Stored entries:
_ _ _ _
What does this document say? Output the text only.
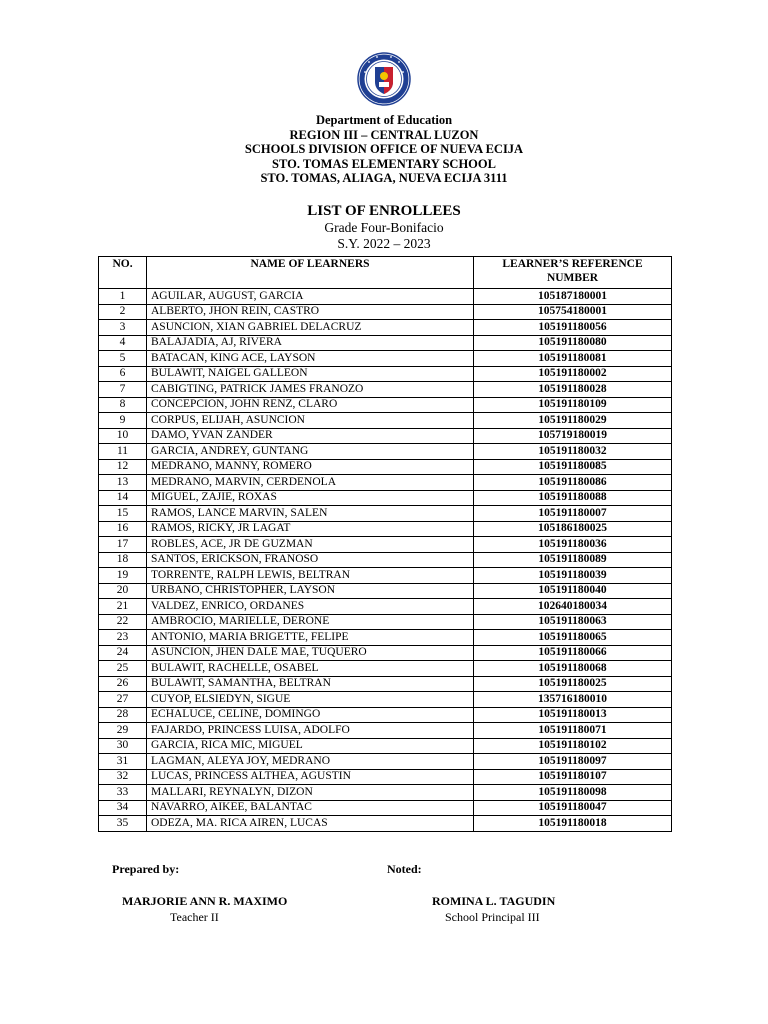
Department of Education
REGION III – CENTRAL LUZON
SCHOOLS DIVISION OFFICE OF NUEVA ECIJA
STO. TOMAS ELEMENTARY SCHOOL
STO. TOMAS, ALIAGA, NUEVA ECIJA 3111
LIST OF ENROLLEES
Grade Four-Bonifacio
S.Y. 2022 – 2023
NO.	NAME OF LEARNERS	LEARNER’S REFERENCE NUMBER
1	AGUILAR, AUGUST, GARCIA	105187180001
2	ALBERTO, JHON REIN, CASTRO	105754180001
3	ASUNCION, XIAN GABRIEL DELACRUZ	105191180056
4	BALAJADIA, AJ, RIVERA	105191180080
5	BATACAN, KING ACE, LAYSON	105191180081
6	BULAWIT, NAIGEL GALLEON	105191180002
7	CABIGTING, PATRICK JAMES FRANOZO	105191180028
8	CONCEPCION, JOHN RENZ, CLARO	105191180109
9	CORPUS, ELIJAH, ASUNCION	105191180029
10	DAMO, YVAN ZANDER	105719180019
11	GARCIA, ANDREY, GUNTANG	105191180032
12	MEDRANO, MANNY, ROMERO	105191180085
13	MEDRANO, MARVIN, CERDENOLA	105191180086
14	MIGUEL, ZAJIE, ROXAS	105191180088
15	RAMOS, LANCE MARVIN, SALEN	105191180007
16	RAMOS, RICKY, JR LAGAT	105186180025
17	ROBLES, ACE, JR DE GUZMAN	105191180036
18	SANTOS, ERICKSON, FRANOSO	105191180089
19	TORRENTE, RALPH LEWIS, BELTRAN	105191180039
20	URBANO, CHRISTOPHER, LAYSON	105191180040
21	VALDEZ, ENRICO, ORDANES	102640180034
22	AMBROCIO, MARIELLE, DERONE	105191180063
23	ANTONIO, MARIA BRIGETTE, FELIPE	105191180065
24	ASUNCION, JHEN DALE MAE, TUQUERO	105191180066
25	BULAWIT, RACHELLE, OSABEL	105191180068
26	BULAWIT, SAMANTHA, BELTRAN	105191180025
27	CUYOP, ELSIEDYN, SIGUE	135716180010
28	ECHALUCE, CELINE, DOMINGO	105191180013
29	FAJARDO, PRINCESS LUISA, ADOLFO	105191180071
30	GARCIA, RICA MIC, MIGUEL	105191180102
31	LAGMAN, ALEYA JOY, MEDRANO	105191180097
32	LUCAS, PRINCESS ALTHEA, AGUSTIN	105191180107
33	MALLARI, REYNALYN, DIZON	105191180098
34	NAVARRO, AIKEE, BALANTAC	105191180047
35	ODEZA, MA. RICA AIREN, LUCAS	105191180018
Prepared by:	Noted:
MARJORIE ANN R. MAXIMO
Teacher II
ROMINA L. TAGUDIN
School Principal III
_ _ _ _
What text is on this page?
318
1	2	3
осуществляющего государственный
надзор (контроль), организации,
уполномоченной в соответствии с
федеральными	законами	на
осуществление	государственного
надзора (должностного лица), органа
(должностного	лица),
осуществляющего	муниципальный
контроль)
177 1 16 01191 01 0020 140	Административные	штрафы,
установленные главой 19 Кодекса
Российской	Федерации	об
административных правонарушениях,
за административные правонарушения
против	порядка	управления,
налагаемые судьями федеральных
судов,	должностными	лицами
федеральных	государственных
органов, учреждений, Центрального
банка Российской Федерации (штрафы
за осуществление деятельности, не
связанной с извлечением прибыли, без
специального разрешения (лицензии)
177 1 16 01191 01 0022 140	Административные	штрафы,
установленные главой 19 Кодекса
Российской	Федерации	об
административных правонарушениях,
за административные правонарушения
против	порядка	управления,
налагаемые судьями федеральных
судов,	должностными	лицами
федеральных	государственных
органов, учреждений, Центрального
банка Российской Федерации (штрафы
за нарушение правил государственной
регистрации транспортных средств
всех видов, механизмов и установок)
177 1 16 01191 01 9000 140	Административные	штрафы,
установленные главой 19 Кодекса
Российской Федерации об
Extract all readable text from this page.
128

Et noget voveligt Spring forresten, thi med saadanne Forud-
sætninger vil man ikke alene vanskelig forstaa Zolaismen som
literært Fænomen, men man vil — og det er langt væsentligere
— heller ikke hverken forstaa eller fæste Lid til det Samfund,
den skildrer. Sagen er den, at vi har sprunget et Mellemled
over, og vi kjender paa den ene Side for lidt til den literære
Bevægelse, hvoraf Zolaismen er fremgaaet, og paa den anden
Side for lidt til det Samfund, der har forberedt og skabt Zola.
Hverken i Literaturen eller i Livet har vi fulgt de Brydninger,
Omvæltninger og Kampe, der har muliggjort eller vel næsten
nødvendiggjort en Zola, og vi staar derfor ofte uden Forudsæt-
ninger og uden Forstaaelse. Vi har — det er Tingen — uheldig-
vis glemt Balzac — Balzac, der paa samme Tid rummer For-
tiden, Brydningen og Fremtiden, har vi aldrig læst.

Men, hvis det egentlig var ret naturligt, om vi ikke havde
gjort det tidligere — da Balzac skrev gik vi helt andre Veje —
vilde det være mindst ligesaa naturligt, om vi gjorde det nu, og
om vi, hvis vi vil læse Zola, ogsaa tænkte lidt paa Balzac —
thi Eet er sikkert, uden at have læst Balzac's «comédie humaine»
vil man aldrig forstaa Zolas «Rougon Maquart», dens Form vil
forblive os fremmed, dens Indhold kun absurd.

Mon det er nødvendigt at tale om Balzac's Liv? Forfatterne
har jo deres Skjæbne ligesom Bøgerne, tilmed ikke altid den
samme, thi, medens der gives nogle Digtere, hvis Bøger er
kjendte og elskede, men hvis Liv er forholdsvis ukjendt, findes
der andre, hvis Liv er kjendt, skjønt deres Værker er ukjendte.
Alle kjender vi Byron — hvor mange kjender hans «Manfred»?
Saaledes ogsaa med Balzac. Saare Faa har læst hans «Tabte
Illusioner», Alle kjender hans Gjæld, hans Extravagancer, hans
_ _ _ _
State the number of lines in this listing that contain the string "uden", and add nothing else.

▶ [Response for this exercise] 3